DATA:
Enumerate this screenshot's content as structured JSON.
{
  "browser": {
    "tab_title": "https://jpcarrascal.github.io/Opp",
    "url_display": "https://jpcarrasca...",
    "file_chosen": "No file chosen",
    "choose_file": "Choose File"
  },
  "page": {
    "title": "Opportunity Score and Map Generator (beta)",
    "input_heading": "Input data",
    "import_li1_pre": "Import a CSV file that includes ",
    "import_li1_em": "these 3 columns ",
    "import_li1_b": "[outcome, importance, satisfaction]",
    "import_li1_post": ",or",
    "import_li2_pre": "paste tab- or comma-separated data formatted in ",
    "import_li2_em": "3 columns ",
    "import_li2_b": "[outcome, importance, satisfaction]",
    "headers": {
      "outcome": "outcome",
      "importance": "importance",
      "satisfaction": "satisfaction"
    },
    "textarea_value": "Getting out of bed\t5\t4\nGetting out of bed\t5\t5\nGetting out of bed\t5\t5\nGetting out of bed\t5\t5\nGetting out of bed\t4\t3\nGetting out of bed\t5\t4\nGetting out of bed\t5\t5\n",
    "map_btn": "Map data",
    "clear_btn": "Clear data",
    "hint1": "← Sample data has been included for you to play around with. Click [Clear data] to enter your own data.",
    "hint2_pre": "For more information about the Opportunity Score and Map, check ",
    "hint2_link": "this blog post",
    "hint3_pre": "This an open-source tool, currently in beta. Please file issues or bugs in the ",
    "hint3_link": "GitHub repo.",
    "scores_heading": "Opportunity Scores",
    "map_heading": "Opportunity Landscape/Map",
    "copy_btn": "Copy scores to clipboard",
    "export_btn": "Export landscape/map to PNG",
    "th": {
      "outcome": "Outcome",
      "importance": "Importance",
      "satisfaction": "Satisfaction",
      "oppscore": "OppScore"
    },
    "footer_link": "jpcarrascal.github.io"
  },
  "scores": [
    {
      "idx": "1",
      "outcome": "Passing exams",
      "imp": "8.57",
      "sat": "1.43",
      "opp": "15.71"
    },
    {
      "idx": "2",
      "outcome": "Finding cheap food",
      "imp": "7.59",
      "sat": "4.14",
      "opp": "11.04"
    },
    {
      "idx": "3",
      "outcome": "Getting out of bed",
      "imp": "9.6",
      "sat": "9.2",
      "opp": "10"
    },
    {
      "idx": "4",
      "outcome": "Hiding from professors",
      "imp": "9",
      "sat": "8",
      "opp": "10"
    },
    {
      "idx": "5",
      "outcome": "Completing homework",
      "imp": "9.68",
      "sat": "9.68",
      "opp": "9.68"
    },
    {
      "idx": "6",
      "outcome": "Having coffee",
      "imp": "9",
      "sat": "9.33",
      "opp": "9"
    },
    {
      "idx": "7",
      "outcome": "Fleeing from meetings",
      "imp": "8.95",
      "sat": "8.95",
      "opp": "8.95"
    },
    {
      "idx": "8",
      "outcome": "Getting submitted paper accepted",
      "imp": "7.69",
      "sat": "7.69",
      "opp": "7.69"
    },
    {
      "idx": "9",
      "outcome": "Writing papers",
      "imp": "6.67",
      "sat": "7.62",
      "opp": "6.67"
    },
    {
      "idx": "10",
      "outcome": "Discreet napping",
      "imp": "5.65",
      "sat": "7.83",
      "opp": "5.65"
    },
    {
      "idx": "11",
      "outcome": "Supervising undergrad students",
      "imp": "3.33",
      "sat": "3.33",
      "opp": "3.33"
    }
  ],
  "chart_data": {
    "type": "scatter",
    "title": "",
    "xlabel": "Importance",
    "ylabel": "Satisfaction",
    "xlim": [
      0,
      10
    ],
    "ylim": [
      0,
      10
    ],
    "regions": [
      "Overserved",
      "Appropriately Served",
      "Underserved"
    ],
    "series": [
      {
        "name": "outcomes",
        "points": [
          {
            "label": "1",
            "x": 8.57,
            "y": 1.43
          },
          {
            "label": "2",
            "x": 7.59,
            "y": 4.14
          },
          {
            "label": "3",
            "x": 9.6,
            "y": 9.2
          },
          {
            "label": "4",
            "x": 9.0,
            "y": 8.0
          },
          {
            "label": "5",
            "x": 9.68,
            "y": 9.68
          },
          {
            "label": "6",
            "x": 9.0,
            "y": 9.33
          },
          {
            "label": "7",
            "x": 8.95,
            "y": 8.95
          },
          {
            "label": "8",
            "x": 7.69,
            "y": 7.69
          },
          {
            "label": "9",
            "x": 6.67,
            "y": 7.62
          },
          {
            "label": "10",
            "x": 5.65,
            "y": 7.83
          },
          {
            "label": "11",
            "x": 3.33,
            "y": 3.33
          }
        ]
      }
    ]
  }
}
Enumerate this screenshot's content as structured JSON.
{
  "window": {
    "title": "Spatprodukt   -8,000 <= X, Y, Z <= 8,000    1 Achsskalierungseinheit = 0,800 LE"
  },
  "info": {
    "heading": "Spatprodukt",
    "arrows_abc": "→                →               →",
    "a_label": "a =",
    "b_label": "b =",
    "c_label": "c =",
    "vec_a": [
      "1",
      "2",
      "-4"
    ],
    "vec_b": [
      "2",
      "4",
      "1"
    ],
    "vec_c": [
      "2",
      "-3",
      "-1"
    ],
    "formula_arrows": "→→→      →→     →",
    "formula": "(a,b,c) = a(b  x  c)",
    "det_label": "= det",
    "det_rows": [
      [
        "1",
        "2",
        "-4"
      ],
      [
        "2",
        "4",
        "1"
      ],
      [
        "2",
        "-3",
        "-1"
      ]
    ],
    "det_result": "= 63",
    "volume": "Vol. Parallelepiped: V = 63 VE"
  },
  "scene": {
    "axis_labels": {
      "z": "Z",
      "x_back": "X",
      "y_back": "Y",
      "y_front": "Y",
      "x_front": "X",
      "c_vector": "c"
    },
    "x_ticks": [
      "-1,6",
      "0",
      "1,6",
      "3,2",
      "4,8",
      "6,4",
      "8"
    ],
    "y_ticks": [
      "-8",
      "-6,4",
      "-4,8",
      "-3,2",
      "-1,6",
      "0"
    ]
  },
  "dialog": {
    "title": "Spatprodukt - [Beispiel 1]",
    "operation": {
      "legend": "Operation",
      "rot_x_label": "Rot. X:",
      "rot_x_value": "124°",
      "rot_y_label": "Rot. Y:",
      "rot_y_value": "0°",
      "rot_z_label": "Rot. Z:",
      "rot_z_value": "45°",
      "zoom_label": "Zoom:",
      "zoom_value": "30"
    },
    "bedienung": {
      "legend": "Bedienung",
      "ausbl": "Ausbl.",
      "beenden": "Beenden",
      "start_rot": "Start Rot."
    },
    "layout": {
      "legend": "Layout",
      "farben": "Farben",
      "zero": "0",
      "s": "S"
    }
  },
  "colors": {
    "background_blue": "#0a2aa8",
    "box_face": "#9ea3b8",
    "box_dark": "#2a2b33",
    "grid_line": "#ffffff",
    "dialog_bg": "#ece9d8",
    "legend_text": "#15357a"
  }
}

WHAT IS NEEDED:
Return the material exactly as it stands.

WRITTEN REPLY:
Enumerate this screenshot's content as structured JSON.
{
  "browser": {
    "tab_title": "https://jpcarrascal.github.io/Opp",
    "url_display": "https://jpcarrasca...",
    "file_chosen": "No file chosen",
    "choose_file": "Choose File"
  },
  "page": {
    "title": "Opportunity Score and Map Generator (beta)",
    "input_heading": "Input data",
    "import_li1_pre": "Import a CSV file that includes ",
    "import_li1_em": "these 3 columns ",
    "import_li1_b": "[outcome, importance, satisfaction]",
    "import_li1_post": ",or",
    "import_li2_pre": "paste tab- or comma-separated data formatted in ",
    "import_li2_em": "3 columns ",
    "import_li2_b": "[outcome, importance, satisfaction]",
    "headers": {
      "outcome": "outcome",
      "importance": "importance",
      "satisfaction": "satisfaction"
    },
    "textarea_value": "Getting out of bed\t5\t4\nGetting out of bed\t5\t5\nGetting out of bed\t5\t5\nGetting out of bed\t5\t5\nGetting out of bed\t4\t3\nGetting out of bed\t5\t4\nGetting out of bed\t5\t5\n",
    "map_btn": "Map data",
    "clear_btn": "Clear data",
    "hint1": "← Sample data has been included for you to play around with. Click [Clear data] to enter your own data.",
    "hint2_pre": "For more information about the Opportunity Score and Map, check ",
    "hint2_link": "this blog post",
    "hint3_pre": "This an open-source tool, currently in beta. Please file issues or bugs in the ",
    "hint3_link": "GitHub repo.",
    "scores_heading": "Opportunity Scores",
    "map_heading": "Opportunity Landscape/Map",
    "copy_btn": "Copy scores to clipboard",
    "export_btn": "Export landscape/map to PNG",
    "th": {
      "outcome": "Outcome",
      "importance": "Importance",
      "satisfaction": "Satisfaction",
      "oppscore": "OppScore"
    },
    "footer_link": "jpcarrascal.github.io"
  },
  "scores": [
    {
      "idx": "1",
      "outcome": "Passing exams",
      "imp": "8.57",
      "sat": "1.43",
      "opp": "15.71"
    },
    {
      "idx": "2",
      "outcome": "Finding cheap food",
      "imp": "7.59",
      "sat": "4.14",
      "opp": "11.04"
    },
    {
      "idx": "3",
      "outcome": "Getting out of bed",
      "imp": "9.6",
      "sat": "9.2",
      "opp": "10"
    },
    {
      "idx": "4",
      "outcome": "Hiding from professors",
      "imp": "9",
      "sat": "8",
      "opp": "10"
    },
    {
      "idx": "5",
      "outcome": "Completing homework",
      "imp": "9.68",
      "sat": "9.68",
      "opp": "9.68"
    },
    {
      "idx": "6",
      "outcome": "Having coffee",
      "imp": "9",
      "sat": "9.33",
      "opp": "9"
    },
    {
      "idx": "7",
      "outcome": "Fleeing from meetings",
      "imp": "8.95",
      "sat": "8.95",
      "opp": "8.95"
    },
    {
      "idx": "8",
      "outcome": "Getting submitted paper accepted",
      "imp": "7.69",
      "sat": "7.69",
      "opp": "7.69"
    },
    {
      "idx": "9",
      "outcome": "Writing papers",
      "imp": "6.67",
      "sat": "7.62",
      "opp": "6.67"
    },
    {
      "idx": "10",
      "outcome": "Discreet napping",
      "imp": "5.65",
      "sat": "7.83",
      "opp": "5.65"
    },
    {
      "idx": "11",
      "outcome": "Supervising undergrad students",
      "imp": "3.33",
      "sat": "3.33",
      "opp": "3.33"
    }
  ],
  "chart_data": {
    "type": "scatter",
    "title": "",
    "xlabel": "Importance",
    "ylabel": "Satisfaction",
    "xlim": [
      0,
      10
    ],
    "ylim": [
      0,
      10
    ],
    "regions": [
      "Overserved",
      "Appropriately Served",
      "Underserved"
    ],
    "series": [
      {
        "name": "outcomes",
        "points": [
          {
            "label": "1",
            "x": 8.57,
            "y": 1.43
          },
          {
            "label": "2",
            "x": 7.59,
            "y": 4.14
          },
          {
            "label": "3",
            "x": 9.6,
            "y": 9.2
          },
          {
            "label": "4",
            "x": 9.0,
            "y": 8.0
          },
          {
            "label": "5",
            "x": 9.68,
            "y": 9.68
          },
          {
            "label": "6",
            "x": 9.0,
            "y": 9.33
          },
          {
            "label": "7",
            "x": 8.95,
            "y": 8.95
          },
          {
            "label": "8",
            "x": 7.69,
            "y": 7.69
          },
          {
            "label": "9",
            "x": 6.67,
            "y": 7.62
          },
          {
            "label": "10",
            "x": 5.65,
            "y": 7.83
          },
          {
            "label": "11",
            "x": 3.33,
            "y": 3.33
          }
        ]
      }
    ]
  }
}
Enumerate this screenshot's content as structured JSON.
{
  "window": {
    "title": "Spatprodukt   -8,000 <= X, Y, Z <= 8,000    1 Achsskalierungseinheit = 0,800 LE"
  },
  "info": {
    "heading": "Spatprodukt",
    "arrows_abc": "→                →               →",
    "a_label": "a =",
    "b_label": "b =",
    "c_label": "c =",
    "vec_a": [
      "1",
      "2",
      "-4"
    ],
    "vec_b": [
      "2",
      "4",
      "1"
    ],
    "vec_c": [
      "2",
      "-3",
      "-1"
    ],
    "formula_arrows": "→→→      →→     →",
    "formula": "(a,b,c) = a(b  x  c)",
    "det_label": "= det",
    "det_rows": [
      [
        "1",
        "2",
        "-4"
      ],
      [
        "2",
        "4",
        "1"
      ],
      [
        "2",
        "-3",
        "-1"
      ]
    ],
    "det_result": "= 63",
    "volume": "Vol. Parallelepiped: V = 63 VE"
  },
  "scene": {
    "axis_labels": {
      "z": "Z",
      "x_back": "X",
      "y_back": "Y",
      "y_front": "Y",
      "x_front": "X",
      "c_vector": "c"
    },
    "x_ticks": [
      "-1,6",
      "0",
      "1,6",
      "3,2",
      "4,8",
      "6,4",
      "8"
    ],
    "y_ticks": [
      "-8",
      "-6,4",
      "-4,8",
      "-3,2",
      "-1,6",
      "0"
    ]
  },
  "dialog": {
    "title": "Spatprodukt - [Beispiel 1]",
    "operation": {
      "legend": "Operation",
      "rot_x_label": "Rot. X:",
      "rot_x_value": "124°",
      "rot_y_label": "Rot. Y:",
      "rot_y_value": "0°",
      "rot_z_label": "Rot. Z:",
      "rot_z_value": "45°",
      "zoom_label": "Zoom:",
      "zoom_value": "30"
    },
    "bedienung": {
      "legend": "Bedienung",
      "ausbl": "Ausbl.",
      "beenden": "Beenden",
      "start_rot": "Start Rot."
    },
    "layout": {
      "legend": "Layout",
      "farben": "Farben",
      "zero": "0",
      "s": "S"
    }
  },
  "colors": {
    "background_blue": "#0a2aa8",
    "box_face": "#9ea3b8",
    "box_dark": "#2a2b33",
    "grid_line": "#ffffff",
    "dialog_bg": "#ece9d8",
    "legend_text": "#15357a"
  }
}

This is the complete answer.